> _Task goal_
Work through the entries below and report how many lines include "据此完成". The number alone is the answer.

> _Records to process_
######

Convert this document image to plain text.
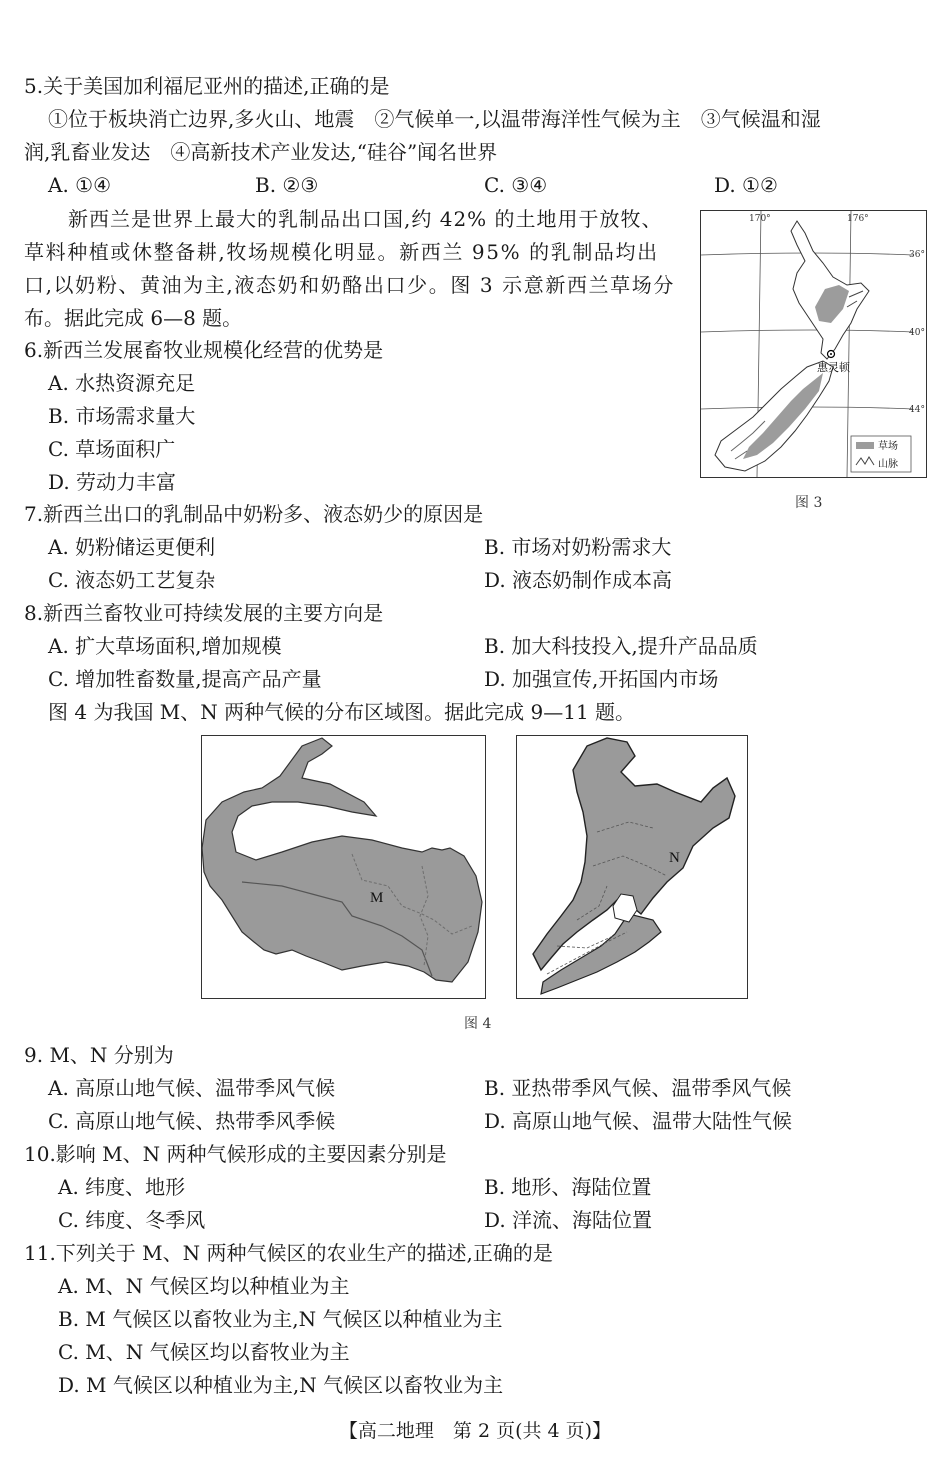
5.关于美国加利福尼亚州的描述,正确的是
①位于板块消亡边界,多火山、地震　②气候单一,以温带海洋性气候为主　③气候温和湿
润,乳畜业发达　④高新技术产业发达,“硅谷”闻名世界
A. ①④	B. ②③	C. ③④	D. ①②
新西兰是世界上最大的乳制品出口国,约 42% 的土地用于放牧、
草料种植或休整备耕,牧场规模化明显。新西兰 95% 的乳制品均出
口,以奶粉、黄油为主,液态奶和奶酪出口少。图 3 示意新西兰草场分
布。据此完成 6—8 题。
6.新西兰发展畜牧业规模化经营的优势是
A. 水热资源充足
B. 市场需求量大
C. 草场面积广
D. 劳动力丰富
170°	176°
36°
40°
44°
惠灵顿
草场
山脉
图 3
7.新西兰出口的乳制品中奶粉多、液态奶少的原因是
A. 奶粉储运更便利	B. 市场对奶粉需求大
C. 液态奶工艺复杂	D. 液态奶制作成本高
8.新西兰畜牧业可持续发展的主要方向是
A. 扩大草场面积,增加规模	B. 加大科技投入,提升产品品质
C. 增加牲畜数量,提高产品产量	D. 加强宣传,开拓国内市场
图 4 为我国 M、N 两种气候的分布区域图。据此完成 9—11 题。
M
N
图 4
9. M、N 分别为
A. 高原山地气候、温带季风气候	B. 亚热带季风气候、温带季风气候
C. 高原山地气候、热带季风季候	D. 高原山地气候、温带大陆性气候
10.影响 M、N 两种气候形成的主要因素分别是
A. 纬度、地形	B. 地形、海陆位置
C. 纬度、冬季风	D. 洋流、海陆位置
11.下列关于 M、N 两种气候区的农业生产的描述,正确的是
A. M、N 气候区均以种植业为主
B. M 气候区以畜牧业为主,N 气候区以种植业为主
C. M、N 气候区均以畜牧业为主
D. M 气候区以种植业为主,N 气候区以畜牧业为主
【高二地理　第 2 页(共 4 页)】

######

> _Final answer_
2